投稿日: Nov 22, 2014 1:31:23 AM
黒人音楽としては早い段階から白人にも評価されたJazzが、1960年頃からPopsやRockに変わっていったことを、記事『定石を壊して伸びる』や、記事『音楽ジャンルの謎 1960年問題』、『JazzとR&Bの決別』で書いてみた。大雑把にいえば、ミュージシャンや音楽そのものの変化ではなく、音楽産業の分類上の変化に過ぎないわけだが、その原動力となったのは、アメリカ黒人の黒人によるレコードレーベルの台頭である。
下の図ではピンクでIndies Labels と書いているが、1950年代の45回転盤の時代になってそれらは急激に増えていく。それによってJumpBluesの隆盛があり、R&BやSoulの発展があるのだが、それまでJazzを扱っていた大手レーベルは、もっと広い視聴者層を狙ってPops化を進めたので、一見するとJazzは減っていった。
--
(やること):
(A) 次の(i)〜(iii)が本文の内容と合っているか、それぞれ「はい」か「いいえ」で答えよ。判断の根拠となる本文の語句もそのまま引用すること。
(i) JazzがPopsやRockに変わったのは、主にミュージシャンや音楽そのものが変化したためだと筆者は述べている。
(ii) インディーズレーベルは、1950年代の45回転盤の時代に急激に増えた。
(iii) それまでJazzを扱っていた大手レーベルは、より広い視聴者層を狙ってPops化を進めた。
(B) Jazzと黒人レーベルの台頭を扱った本文を、最後の文に続けて書き継げ。

(元データ)
--
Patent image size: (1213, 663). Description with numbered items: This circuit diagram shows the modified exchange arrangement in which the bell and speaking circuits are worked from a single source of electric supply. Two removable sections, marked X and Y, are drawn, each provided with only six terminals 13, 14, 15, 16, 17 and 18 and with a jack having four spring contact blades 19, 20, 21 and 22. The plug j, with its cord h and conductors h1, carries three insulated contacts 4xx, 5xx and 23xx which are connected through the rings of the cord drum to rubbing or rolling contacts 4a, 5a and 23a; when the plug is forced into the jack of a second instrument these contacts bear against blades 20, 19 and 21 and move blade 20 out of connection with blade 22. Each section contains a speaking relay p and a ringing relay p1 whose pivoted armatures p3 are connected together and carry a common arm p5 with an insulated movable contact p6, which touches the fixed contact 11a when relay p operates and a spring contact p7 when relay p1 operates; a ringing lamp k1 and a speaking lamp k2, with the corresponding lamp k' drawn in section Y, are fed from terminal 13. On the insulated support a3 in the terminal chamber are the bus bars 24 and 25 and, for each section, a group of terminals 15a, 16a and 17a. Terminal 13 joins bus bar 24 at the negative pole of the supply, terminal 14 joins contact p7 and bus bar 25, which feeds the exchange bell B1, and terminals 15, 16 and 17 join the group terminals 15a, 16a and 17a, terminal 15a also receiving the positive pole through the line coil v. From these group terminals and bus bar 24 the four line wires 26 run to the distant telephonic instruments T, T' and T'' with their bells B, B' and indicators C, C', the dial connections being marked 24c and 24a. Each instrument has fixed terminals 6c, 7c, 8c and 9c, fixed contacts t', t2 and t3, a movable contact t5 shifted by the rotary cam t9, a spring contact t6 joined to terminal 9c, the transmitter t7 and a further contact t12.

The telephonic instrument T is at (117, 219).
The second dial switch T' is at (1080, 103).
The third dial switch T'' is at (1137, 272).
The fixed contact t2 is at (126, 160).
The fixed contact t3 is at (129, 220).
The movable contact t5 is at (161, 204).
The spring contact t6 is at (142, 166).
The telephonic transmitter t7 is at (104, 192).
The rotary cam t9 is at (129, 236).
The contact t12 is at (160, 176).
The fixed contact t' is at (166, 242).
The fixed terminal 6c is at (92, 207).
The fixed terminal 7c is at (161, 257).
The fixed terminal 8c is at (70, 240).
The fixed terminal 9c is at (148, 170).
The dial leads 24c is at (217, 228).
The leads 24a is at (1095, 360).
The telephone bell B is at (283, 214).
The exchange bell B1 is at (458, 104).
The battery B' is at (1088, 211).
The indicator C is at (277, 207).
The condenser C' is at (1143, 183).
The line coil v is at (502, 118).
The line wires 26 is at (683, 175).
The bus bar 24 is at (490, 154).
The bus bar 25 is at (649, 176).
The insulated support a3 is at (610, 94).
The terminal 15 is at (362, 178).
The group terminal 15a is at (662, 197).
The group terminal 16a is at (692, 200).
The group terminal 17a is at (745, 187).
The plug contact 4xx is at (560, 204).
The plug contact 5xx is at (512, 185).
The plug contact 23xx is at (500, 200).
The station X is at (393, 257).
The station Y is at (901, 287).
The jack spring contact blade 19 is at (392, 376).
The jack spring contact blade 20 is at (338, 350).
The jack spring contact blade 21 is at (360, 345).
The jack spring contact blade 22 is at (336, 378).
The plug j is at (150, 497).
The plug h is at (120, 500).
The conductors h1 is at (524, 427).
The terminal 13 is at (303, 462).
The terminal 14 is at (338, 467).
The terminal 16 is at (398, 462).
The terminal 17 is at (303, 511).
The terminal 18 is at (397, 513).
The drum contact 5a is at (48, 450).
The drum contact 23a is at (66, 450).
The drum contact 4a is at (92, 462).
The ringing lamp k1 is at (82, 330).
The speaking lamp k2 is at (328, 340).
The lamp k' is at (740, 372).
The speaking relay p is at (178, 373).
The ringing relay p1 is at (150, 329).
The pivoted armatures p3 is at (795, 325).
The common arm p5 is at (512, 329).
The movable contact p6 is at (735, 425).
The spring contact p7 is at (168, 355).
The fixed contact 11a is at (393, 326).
--
(各課題の解答):
(A)
(i) いいえ。「ミュージシャンや音楽そのものの変化ではなく、音楽産業の分類上の変化に過ぎない」
(ii) はい。「1950年代の45回転盤の時代になってそれらは急激に増えていく」
(iii) はい。「もっと広い視聴者層を狙ってPops化を進めた」

(B)
Jazzは詳しくないのであまり言えないのだが、その一方でモダンジャズのような反pops指向も生まれたのであろう。黒人大衆音楽としてはR&BやSoulはpops化のベクトルももつのだが、JumpBluesからUrbanBluesへの流れは反popsの原点回帰である。
黒人大衆音楽にIndiesが多く誕生したのは、原点回帰的なニーズに応えたという点がかなりある。それと同時に広く非黒人の世界にもこれらの音楽が拡散していくということも同時に起こっている。
日本でもFENなどを通じて1960年頃に黒人大衆音楽に触れた人は多くいて、それはJumpBluesやR&Bなのだが、すぐにtwistなどが日本のラジオにも流れるようになった。これは音楽構造はJumpBluesやUrbanBluesと同じで、演奏や歌をちょっとpops化したものといえる。スター的な要素を持った歌手を前面にたてるが楽団的には同じである。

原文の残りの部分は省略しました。